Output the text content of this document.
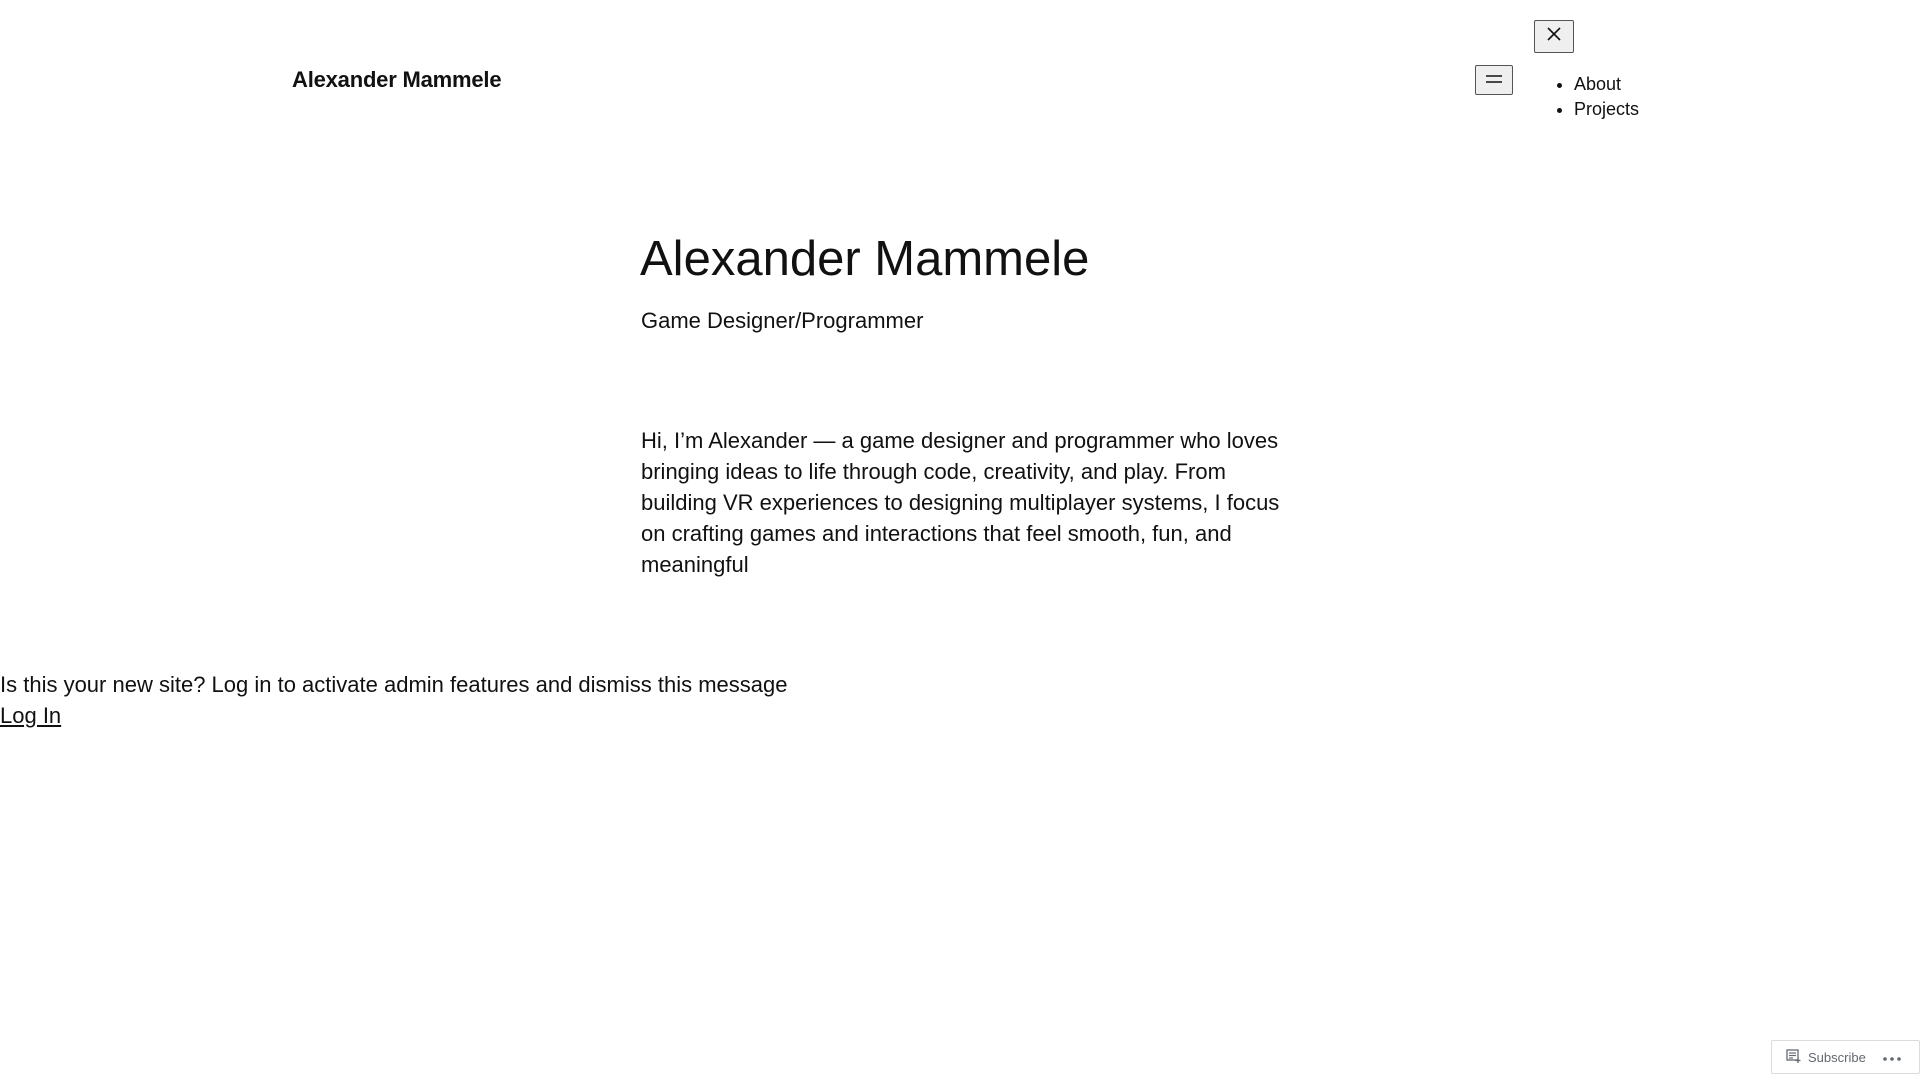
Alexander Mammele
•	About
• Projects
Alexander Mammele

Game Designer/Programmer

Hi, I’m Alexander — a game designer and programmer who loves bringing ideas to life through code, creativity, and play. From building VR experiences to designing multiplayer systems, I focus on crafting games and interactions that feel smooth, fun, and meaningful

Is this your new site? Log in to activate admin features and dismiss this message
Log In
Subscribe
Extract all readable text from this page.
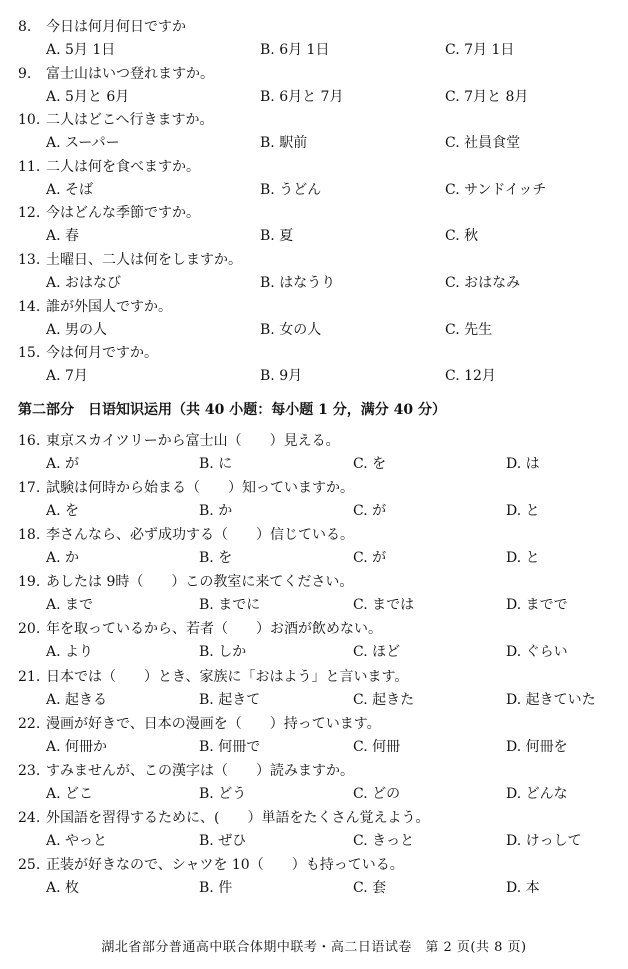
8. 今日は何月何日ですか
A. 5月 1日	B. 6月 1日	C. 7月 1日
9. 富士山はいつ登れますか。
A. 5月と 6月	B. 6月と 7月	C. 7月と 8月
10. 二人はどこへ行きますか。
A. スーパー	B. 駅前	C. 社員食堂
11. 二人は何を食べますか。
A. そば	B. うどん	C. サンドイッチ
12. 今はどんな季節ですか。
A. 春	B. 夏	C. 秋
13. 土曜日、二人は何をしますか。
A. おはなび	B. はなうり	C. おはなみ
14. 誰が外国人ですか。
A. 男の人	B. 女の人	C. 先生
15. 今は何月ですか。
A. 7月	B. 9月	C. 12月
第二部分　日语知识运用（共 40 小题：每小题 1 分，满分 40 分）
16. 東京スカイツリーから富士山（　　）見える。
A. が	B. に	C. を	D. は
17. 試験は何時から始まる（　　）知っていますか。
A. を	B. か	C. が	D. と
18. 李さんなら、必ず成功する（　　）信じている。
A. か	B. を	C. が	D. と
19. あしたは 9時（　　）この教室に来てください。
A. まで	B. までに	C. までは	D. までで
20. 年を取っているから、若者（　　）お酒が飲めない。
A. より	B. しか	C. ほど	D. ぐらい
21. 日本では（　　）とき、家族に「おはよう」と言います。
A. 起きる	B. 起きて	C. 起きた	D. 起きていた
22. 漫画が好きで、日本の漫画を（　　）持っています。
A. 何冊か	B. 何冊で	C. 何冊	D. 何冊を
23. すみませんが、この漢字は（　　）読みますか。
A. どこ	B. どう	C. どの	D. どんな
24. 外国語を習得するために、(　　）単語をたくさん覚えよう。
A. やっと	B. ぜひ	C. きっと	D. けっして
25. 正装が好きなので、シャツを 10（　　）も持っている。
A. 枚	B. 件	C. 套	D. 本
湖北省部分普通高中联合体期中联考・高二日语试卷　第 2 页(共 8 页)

━━━━━━━━━━

■ TO BE DONE ■
Pictures are excluded; repeat every record exactly.

■ OUTPUT BELOW ■
Output the text content of this document.
Alexander Mammele
•	About
• Projects
Alexander Mammele

Game Designer/Programmer

Hi, I’m Alexander — a game designer and programmer who loves bringing ideas to life through code, creativity, and play. From building VR experiences to designing multiplayer systems, I focus on crafting games and interactions that feel smooth, fun, and meaningful

Is this your new site? Log in to activate admin features and dismiss this message
Log In
Subscribe
Extract all readable text from this page.
8. 今日は何月何日ですか
A. 5月 1日	B. 6月 1日	C. 7月 1日
9. 富士山はいつ登れますか。
A. 5月と 6月	B. 6月と 7月	C. 7月と 8月
10. 二人はどこへ行きますか。
A. スーパー	B. 駅前	C. 社員食堂
11. 二人は何を食べますか。
A. そば	B. うどん	C. サンドイッチ
12. 今はどんな季節ですか。
A. 春	B. 夏	C. 秋
13. 土曜日、二人は何をしますか。
A. おはなび	B. はなうり	C. おはなみ
14. 誰が外国人ですか。
A. 男の人	B. 女の人	C. 先生
15. 今は何月ですか。
A. 7月	B. 9月	C. 12月
第二部分　日语知识运用（共 40 小题：每小题 1 分，满分 40 分）
16. 東京スカイツリーから富士山（　　）見える。
A. が	B. に	C. を	D. は
17. 試験は何時から始まる（　　）知っていますか。
A. を	B. か	C. が	D. と
18. 李さんなら、必ず成功する（　　）信じている。
A. か	B. を	C. が	D. と
19. あしたは 9時（　　）この教室に来てください。
A. まで	B. までに	C. までは	D. までで
20. 年を取っているから、若者（　　）お酒が飲めない。
A. より	B. しか	C. ほど	D. ぐらい
21. 日本では（　　）とき、家族に「おはよう」と言います。
A. 起きる	B. 起きて	C. 起きた	D. 起きていた
22. 漫画が好きで、日本の漫画を（　　）持っています。
A. 何冊か	B. 何冊で	C. 何冊	D. 何冊を
23. すみませんが、この漢字は（　　）読みますか。
A. どこ	B. どう	C. どの	D. どんな
24. 外国語を習得するために、(　　）単語をたくさん覚えよう。
A. やっと	B. ぜひ	C. きっと	D. けっして
25. 正装が好きなので、シャツを 10（　　）も持っている。
A. 枚	B. 件	C. 套	D. 本
湖北省部分普通高中联合体期中联考・高二日语试卷　第 2 页(共 8 页)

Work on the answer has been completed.